**Aim**: Leave out the pictures; transcribe all else exactly.

**Data shown**:
'''

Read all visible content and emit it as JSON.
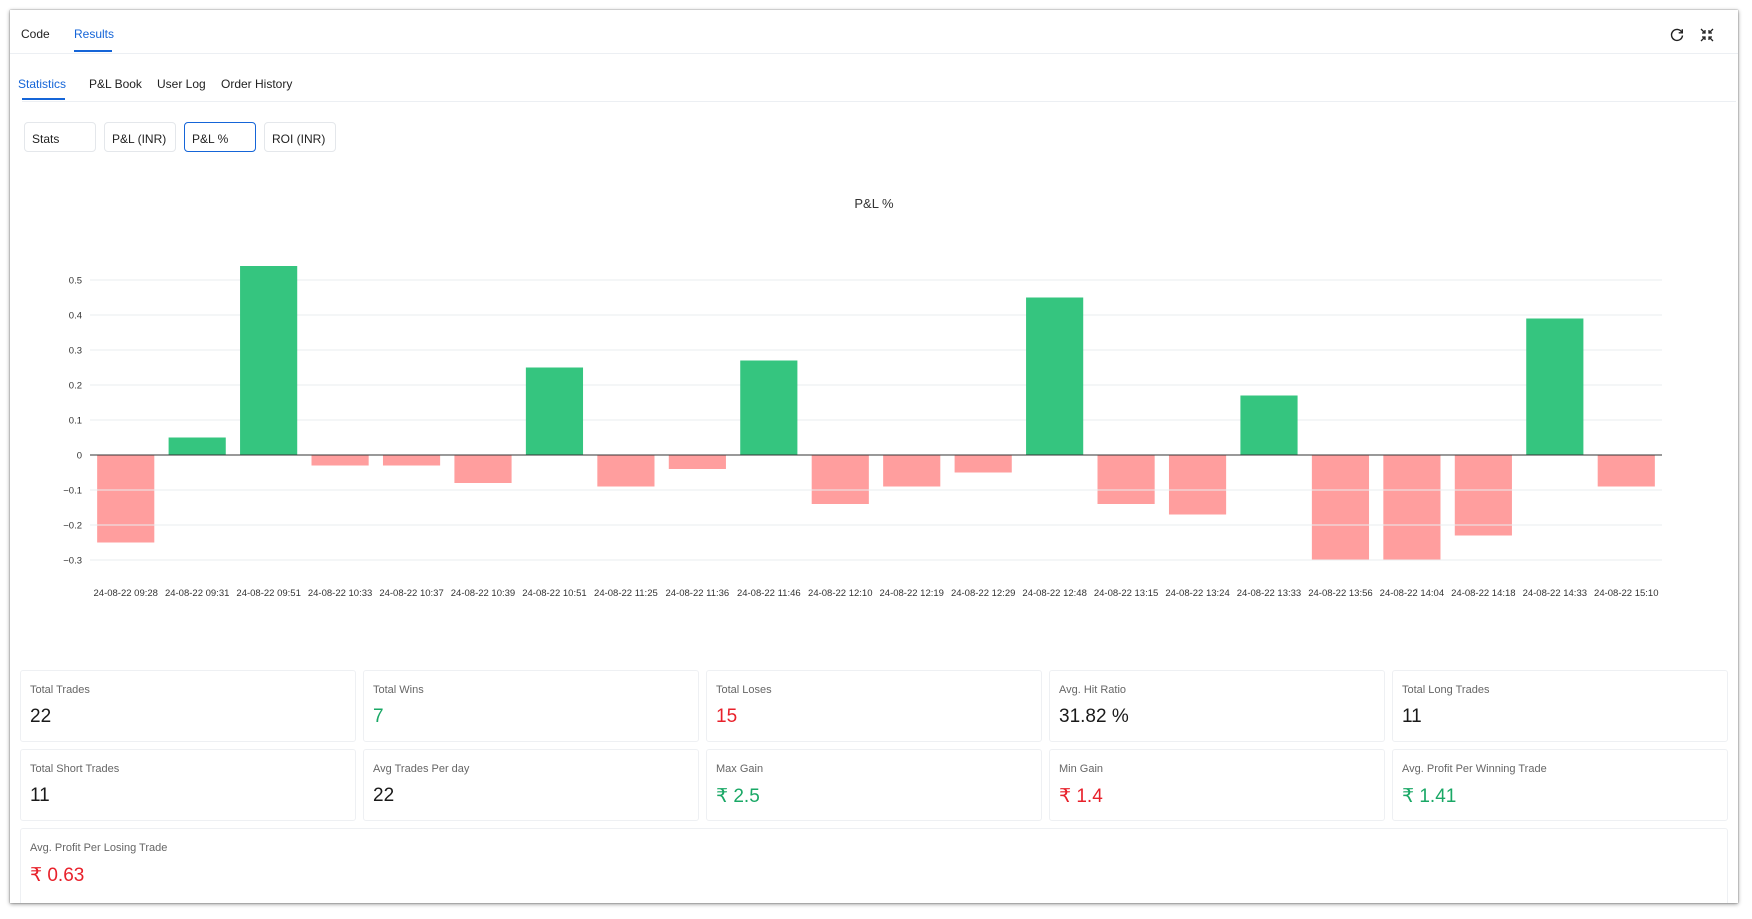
{
  "top_tabs": [
    {
      "label": "Code",
      "active": false
    },
    {
      "label": "Results",
      "active": true
    }
  ],
  "icons": {
    "refresh": "refresh-icon",
    "collapse": "collapse-icon"
  },
  "sub_tabs": [
    {
      "label": "Statistics",
      "active": true
    },
    {
      "label": "P&L Book",
      "active": false
    },
    {
      "label": "User Log",
      "active": false
    },
    {
      "label": "Order History",
      "active": false
    }
  ],
  "chart_buttons": [
    {
      "label": "Stats",
      "active": false
    },
    {
      "label": "P&L (INR)",
      "active": false
    },
    {
      "label": "P&L %",
      "active": true
    },
    {
      "label": "ROI (INR)",
      "active": false
    }
  ],
  "colors": {
    "accent": "#1565d8",
    "positive_bar": "#35c57f",
    "negative_bar": "#ff9e9e",
    "green_text": "#1aa866",
    "red_text": "#e8212b"
  },
  "chart_data": {
    "type": "bar",
    "title": "P&L %",
    "xlabel": "",
    "ylabel": "",
    "ylim": [
      -0.3,
      0.5
    ],
    "y_ticks": [
      0.5,
      0.4,
      0.3,
      0.2,
      0.1,
      0,
      -0.1,
      -0.2,
      -0.3
    ],
    "y_tick_labels": [
      "0.5",
      "0.4",
      "0.3",
      "0.2",
      "0.1",
      "0",
      "−0.1",
      "−0.2",
      "−0.3"
    ],
    "grid": true,
    "categories": [
      "24-08-22 09:28",
      "24-08-22 09:31",
      "24-08-22 09:51",
      "24-08-22 10:33",
      "24-08-22 10:37",
      "24-08-22 10:39",
      "24-08-22 10:51",
      "24-08-22 11:25",
      "24-08-22 11:36",
      "24-08-22 11:46",
      "24-08-22 12:10",
      "24-08-22 12:19",
      "24-08-22 12:29",
      "24-08-22 12:48",
      "24-08-22 13:15",
      "24-08-22 13:24",
      "24-08-22 13:33",
      "24-08-22 13:56",
      "24-08-22 14:04",
      "24-08-22 14:18",
      "24-08-22 14:33",
      "24-08-22 15:10"
    ],
    "values": [
      -0.25,
      0.05,
      0.54,
      -0.03,
      -0.03,
      -0.08,
      0.25,
      -0.09,
      -0.04,
      0.27,
      -0.14,
      -0.09,
      -0.05,
      0.45,
      -0.14,
      -0.17,
      0.17,
      -0.3,
      -0.3,
      -0.23,
      0.39,
      -0.09
    ]
  },
  "stats": [
    {
      "label": "Total Trades",
      "value": "22",
      "tone": "default"
    },
    {
      "label": "Total Wins",
      "value": "7",
      "tone": "green"
    },
    {
      "label": "Total Loses",
      "value": "15",
      "tone": "red"
    },
    {
      "label": "Avg. Hit Ratio",
      "value": "31.82 %",
      "tone": "default"
    },
    {
      "label": "Total Long Trades",
      "value": "11",
      "tone": "default"
    },
    {
      "label": "Total Short Trades",
      "value": "11",
      "tone": "default"
    },
    {
      "label": "Avg Trades Per day",
      "value": "22",
      "tone": "default"
    },
    {
      "label": "Max Gain",
      "value": "₹ 2.5",
      "tone": "green"
    },
    {
      "label": "Min Gain",
      "value": "₹ 1.4",
      "tone": "red"
    },
    {
      "label": "Avg. Profit Per Winning Trade",
      "value": "₹ 1.41",
      "tone": "green"
    },
    {
      "label": "Avg. Profit Per Losing Trade",
      "value": "₹ 0.63",
      "tone": "red"
    }
  ]
}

'''

**Finished exercise**:
Read all visible content and emit it as JSON.
{
  "top_tabs": [
    {
      "label": "Code",
      "active": false
    },
    {
      "label": "Results",
      "active": true
    }
  ],
  "icons": {
    "refresh": "refresh-icon",
    "collapse": "collapse-icon"
  },
  "sub_tabs": [
    {
      "label": "Statistics",
      "active": true
    },
    {
      "label": "P&L Book",
      "active": false
    },
    {
      "label": "User Log",
      "active": false
    },
    {
      "label": "Order History",
      "active": false
    }
  ],
  "chart_buttons": [
    {
      "label": "Stats",
      "active": false
    },
    {
      "label": "P&L (INR)",
      "active": false
    },
    {
      "label": "P&L %",
      "active": true
    },
    {
      "label": "ROI (INR)",
      "active": false
    }
  ],
  "colors": {
    "accent": "#1565d8",
    "positive_bar": "#35c57f",
    "negative_bar": "#ff9e9e",
    "green_text": "#1aa866",
    "red_text": "#e8212b"
  },
  "chart_data": {
    "type": "bar",
    "title": "P&L %",
    "xlabel": "",
    "ylabel": "",
    "ylim": [
      -0.3,
      0.5
    ],
    "y_ticks": [
      0.5,
      0.4,
      0.3,
      0.2,
      0.1,
      0,
      -0.1,
      -0.2,
      -0.3
    ],
    "y_tick_labels": [
      "0.5",
      "0.4",
      "0.3",
      "0.2",
      "0.1",
      "0",
      "−0.1",
      "−0.2",
      "−0.3"
    ],
    "grid": true,
    "categories": [
      "24-08-22 09:28",
      "24-08-22 09:31",
      "24-08-22 09:51",
      "24-08-22 10:33",
      "24-08-22 10:37",
      "24-08-22 10:39",
      "24-08-22 10:51",
      "24-08-22 11:25",
      "24-08-22 11:36",
      "24-08-22 11:46",
      "24-08-22 12:10",
      "24-08-22 12:19",
      "24-08-22 12:29",
      "24-08-22 12:48",
      "24-08-22 13:15",
      "24-08-22 13:24",
      "24-08-22 13:33",
      "24-08-22 13:56",
      "24-08-22 14:04",
      "24-08-22 14:18",
      "24-08-22 14:33",
      "24-08-22 15:10"
    ],
    "values": [
      -0.25,
      0.05,
      0.54,
      -0.03,
      -0.03,
      -0.08,
      0.25,
      -0.09,
      -0.04,
      0.27,
      -0.14,
      -0.09,
      -0.05,
      0.45,
      -0.14,
      -0.17,
      0.17,
      -0.3,
      -0.3,
      -0.23,
      0.39,
      -0.09
    ]
  },
  "stats": [
    {
      "label": "Total Trades",
      "value": "22",
      "tone": "default"
    },
    {
      "label": "Total Wins",
      "value": "7",
      "tone": "green"
    },
    {
      "label": "Total Loses",
      "value": "15",
      "tone": "red"
    },
    {
      "label": "Avg. Hit Ratio",
      "value": "31.82 %",
      "tone": "default"
    },
    {
      "label": "Total Long Trades",
      "value": "11",
      "tone": "default"
    },
    {
      "label": "Total Short Trades",
      "value": "11",
      "tone": "default"
    },
    {
      "label": "Avg Trades Per day",
      "value": "22",
      "tone": "default"
    },
    {
      "label": "Max Gain",
      "value": "₹ 2.5",
      "tone": "green"
    },
    {
      "label": "Min Gain",
      "value": "₹ 1.4",
      "tone": "red"
    },
    {
      "label": "Avg. Profit Per Winning Trade",
      "value": "₹ 1.41",
      "tone": "green"
    },
    {
      "label": "Avg. Profit Per Losing Trade",
      "value": "₹ 0.63",
      "tone": "red"
    }
  ]
}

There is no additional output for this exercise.